##### Ausgewählte Textstelle #####

Samstag, 18. Juli 2026

Mein Wein heißt Fritz oder Franz oder so

Kürzlich wurde mir ein Probierpaket mit drei Weinen von Franziska Herke angeboten. Da sich das interessant anhörte, habe ich ein Paket bestellt. Franziska Herke ist die Tochter (und, wie ich vermute, die designierte Nachfolgerin) von Joachim Herke in Oestrich. Ihre drei Weine werden als Rheingauer Landwein vermarktet. Es sind zwei Rieslinge und ein Müller-Thurgau, und alle drei Weine haben einen recht geringen Alkoholgehalt.  

 



2024 Franziska Herke Müller-Thurgau "Wald" 

Hellgelb 
Im Duft deutlich florale Noten (Lavendel, oder bilde ich mir das nur ein?), daneben aber auch eine an Birne und Melone erinnernde Frucht 
Am Gaumen eher leichtgewichtig, Aromatisch recht neutral wirkend, aber mit sehr schönem Mundgefühl. Trotz des für einen trockenen Wein (5 g/l) sehr niedrigen Alkoholgehalts von 10% fehlt dem Wein nichts. Er ist zugänglich und kommt mit milder Säure daher, nicht sehr komplex aber blitzsauber und sehr angenehm zu trinken.

##### Extrahierte Angaben #####

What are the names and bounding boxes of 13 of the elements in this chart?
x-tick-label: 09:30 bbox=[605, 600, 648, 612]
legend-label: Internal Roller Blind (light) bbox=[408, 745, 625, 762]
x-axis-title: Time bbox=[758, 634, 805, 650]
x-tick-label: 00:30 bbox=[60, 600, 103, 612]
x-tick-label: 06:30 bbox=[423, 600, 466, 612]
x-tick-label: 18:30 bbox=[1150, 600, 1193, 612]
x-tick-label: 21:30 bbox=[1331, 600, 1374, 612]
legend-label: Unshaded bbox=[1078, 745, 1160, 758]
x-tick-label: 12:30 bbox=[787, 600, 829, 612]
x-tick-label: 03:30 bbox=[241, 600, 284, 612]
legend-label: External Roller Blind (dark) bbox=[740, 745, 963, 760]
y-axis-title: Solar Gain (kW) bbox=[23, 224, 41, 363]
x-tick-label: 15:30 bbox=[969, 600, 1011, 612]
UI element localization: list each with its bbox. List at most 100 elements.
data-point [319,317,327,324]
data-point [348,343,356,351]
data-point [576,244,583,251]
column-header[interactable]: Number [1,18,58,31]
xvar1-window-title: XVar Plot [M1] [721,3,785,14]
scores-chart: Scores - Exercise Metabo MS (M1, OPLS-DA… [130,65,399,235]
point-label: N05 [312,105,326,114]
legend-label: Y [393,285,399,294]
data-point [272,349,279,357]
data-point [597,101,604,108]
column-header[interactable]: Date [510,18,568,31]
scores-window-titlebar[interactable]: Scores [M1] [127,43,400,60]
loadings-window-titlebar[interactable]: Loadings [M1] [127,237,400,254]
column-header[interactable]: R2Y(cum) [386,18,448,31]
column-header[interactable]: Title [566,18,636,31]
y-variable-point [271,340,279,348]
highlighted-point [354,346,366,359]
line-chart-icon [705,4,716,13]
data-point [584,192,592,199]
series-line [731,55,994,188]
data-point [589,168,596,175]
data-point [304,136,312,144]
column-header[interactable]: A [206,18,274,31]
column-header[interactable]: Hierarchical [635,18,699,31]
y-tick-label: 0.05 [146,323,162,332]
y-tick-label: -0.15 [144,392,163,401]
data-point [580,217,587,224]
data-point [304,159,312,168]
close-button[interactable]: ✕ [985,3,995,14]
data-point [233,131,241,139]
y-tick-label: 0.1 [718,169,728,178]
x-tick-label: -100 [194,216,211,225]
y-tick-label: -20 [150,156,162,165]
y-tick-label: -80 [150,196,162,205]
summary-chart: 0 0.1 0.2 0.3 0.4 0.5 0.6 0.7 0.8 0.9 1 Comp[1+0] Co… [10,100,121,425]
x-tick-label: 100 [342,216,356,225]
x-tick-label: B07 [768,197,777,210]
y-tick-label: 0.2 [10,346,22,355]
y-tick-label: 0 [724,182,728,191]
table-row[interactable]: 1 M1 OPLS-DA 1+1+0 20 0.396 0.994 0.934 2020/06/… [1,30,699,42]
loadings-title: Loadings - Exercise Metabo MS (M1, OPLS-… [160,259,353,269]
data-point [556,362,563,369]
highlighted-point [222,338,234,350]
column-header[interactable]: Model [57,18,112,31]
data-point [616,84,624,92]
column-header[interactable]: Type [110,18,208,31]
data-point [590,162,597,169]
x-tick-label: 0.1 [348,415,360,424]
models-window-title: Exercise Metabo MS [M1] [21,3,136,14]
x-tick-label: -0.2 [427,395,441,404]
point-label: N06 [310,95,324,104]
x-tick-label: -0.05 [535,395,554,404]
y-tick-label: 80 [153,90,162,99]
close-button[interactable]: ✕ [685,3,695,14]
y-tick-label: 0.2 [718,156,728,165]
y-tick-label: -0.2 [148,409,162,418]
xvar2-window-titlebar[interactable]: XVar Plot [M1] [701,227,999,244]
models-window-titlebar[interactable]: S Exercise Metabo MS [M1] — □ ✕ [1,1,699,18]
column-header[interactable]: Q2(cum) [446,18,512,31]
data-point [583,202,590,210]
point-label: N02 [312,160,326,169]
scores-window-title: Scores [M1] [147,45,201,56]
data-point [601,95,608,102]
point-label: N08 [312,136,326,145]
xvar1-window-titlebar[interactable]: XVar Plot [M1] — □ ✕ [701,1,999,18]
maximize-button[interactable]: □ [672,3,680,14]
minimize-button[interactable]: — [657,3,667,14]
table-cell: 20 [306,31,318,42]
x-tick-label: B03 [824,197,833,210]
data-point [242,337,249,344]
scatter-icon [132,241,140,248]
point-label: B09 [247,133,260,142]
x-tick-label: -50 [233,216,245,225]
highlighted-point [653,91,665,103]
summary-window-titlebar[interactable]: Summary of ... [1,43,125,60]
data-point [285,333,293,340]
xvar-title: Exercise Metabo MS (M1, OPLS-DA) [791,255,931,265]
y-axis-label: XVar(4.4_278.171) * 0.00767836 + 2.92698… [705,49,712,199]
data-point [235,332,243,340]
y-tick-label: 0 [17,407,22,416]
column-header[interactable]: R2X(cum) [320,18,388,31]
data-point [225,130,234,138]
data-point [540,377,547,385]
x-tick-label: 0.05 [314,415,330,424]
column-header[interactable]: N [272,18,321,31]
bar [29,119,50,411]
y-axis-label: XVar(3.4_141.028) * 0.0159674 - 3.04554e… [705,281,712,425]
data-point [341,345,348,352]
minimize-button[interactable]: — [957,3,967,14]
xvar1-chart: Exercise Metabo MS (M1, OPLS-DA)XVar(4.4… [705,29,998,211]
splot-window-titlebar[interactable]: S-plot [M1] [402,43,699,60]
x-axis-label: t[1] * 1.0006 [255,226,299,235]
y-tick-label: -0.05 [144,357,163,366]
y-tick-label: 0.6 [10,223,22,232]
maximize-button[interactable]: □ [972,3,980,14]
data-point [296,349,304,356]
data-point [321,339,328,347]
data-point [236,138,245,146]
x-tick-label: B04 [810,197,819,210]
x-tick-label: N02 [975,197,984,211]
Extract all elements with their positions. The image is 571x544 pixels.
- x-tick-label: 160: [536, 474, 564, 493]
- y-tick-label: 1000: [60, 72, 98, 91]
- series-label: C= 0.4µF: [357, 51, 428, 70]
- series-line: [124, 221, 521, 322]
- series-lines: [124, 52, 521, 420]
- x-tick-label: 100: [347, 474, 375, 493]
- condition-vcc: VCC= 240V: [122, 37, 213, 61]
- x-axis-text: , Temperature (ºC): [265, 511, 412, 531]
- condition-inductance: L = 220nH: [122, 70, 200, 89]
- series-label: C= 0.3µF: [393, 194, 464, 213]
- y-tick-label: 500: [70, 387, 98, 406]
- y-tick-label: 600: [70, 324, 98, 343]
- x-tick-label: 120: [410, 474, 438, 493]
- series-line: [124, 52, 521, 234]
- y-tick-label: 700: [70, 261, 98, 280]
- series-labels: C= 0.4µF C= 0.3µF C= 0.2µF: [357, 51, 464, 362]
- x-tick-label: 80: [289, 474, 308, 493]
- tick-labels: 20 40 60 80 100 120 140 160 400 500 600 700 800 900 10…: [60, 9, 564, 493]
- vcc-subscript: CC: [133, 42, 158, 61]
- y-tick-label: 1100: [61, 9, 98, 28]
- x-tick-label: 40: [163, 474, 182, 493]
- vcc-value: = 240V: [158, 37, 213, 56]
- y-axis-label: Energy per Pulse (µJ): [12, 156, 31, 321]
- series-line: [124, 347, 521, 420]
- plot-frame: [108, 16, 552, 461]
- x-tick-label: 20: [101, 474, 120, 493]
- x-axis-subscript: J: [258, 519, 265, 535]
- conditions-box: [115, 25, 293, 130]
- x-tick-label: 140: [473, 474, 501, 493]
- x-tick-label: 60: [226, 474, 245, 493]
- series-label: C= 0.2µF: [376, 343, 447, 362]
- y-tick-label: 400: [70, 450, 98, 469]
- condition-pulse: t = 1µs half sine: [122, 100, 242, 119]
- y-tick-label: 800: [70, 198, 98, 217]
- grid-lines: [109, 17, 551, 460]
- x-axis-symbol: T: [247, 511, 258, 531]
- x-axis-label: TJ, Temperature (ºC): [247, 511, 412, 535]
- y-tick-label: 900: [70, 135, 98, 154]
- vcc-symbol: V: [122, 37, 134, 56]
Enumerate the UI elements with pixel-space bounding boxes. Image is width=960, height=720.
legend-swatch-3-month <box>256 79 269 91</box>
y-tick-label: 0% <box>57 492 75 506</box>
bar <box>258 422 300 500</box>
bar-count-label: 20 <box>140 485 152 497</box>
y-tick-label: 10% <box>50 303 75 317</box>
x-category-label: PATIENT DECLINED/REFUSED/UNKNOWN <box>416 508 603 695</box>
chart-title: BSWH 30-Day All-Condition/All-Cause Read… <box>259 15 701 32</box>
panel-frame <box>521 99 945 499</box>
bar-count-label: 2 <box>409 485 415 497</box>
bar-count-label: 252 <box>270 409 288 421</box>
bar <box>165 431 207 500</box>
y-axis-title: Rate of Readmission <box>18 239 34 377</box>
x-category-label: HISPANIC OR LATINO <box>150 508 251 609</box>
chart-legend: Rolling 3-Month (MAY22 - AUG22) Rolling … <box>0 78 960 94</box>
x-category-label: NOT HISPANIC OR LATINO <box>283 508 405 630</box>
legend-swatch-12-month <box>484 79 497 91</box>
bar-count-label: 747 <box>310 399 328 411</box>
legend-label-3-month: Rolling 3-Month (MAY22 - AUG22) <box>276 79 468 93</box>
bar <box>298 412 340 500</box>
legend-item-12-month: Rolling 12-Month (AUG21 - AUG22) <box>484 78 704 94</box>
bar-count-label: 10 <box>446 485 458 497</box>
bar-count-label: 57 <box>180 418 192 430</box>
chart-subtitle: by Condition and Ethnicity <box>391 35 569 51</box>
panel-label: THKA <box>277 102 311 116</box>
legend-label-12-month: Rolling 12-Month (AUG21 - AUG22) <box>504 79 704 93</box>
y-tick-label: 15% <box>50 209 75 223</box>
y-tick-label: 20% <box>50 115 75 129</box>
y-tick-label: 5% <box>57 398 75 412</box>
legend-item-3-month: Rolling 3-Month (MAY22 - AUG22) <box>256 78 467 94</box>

#####

Zu bearbeiten:
A. Übersetze aus dem Text über Franziska Herkes Weine diesen Satz ins Englische: „Da sich das interessant anhörte, habe ich ein Paket bestellt.“
B. Stimmen diese Aussagen mit dem Text über Franziska Herkes Weine überein? Antworte jeweils mit Ja oder Nein und zitiere die entscheidenden Worte. (i) Die drei Weine werden als Rheingauer Landwein vermarktet. (ii) Alle drei Weine im Paket sind Rieslinge. (iii) Der Müller-Thurgau hat einen Alkoholgehalt von 12 %.
C. Setze den Text über Franziska Herkes Probierpaket nach seinem letzten Satz fort.
Die Datensätze sind eigenständiges Material und gehören nicht zum Text.

Antworten je Aufgabe:
A. Since that sounded interesting, I ordered a package.

B.
(i) Ja: „Ihre drei Weine werden als Rheingauer Landwein vermarktet.“
(ii) Nein: „Es sind zwei Rieslinge und ein Müller-Thurgau“
(iii) Nein: „sehr niedrigen Alkoholgehalts von 10%“

C.
85-87, jung trinken 

 

2024 Franziska Herke Riesling "Hell" 

Hellgelb 
Animierender Duft nach knapp reifer gelber Frucht, etwas grünem Apfel und einer dezenten kräutrigen Komponente 
Am Gaumen dann recht schlank mit etwas zurückgenommener Frucht, wieder sehr animierend und frisch und mit längerem Nachhall als der Müller-Thurgau 
Schöner, knackiger und sehr straighter Riesling 

87-89, bis 2028  

 

2023 Franziska Herke Riesling "Franz" 

Hellgelb 
Im Duft rauchig, mineralische Prägung, dann gelbe Frucht 
Am Gaumen sehr gradlinig mit knackiger Säure neben der gelben Frucht. Im recht lange Abgang dann auch Zitrusnoten. Nur 10,5% Alkohol bei 5 g/l Restzucker. 
Spannender und wiederum sehr straighter Riesling.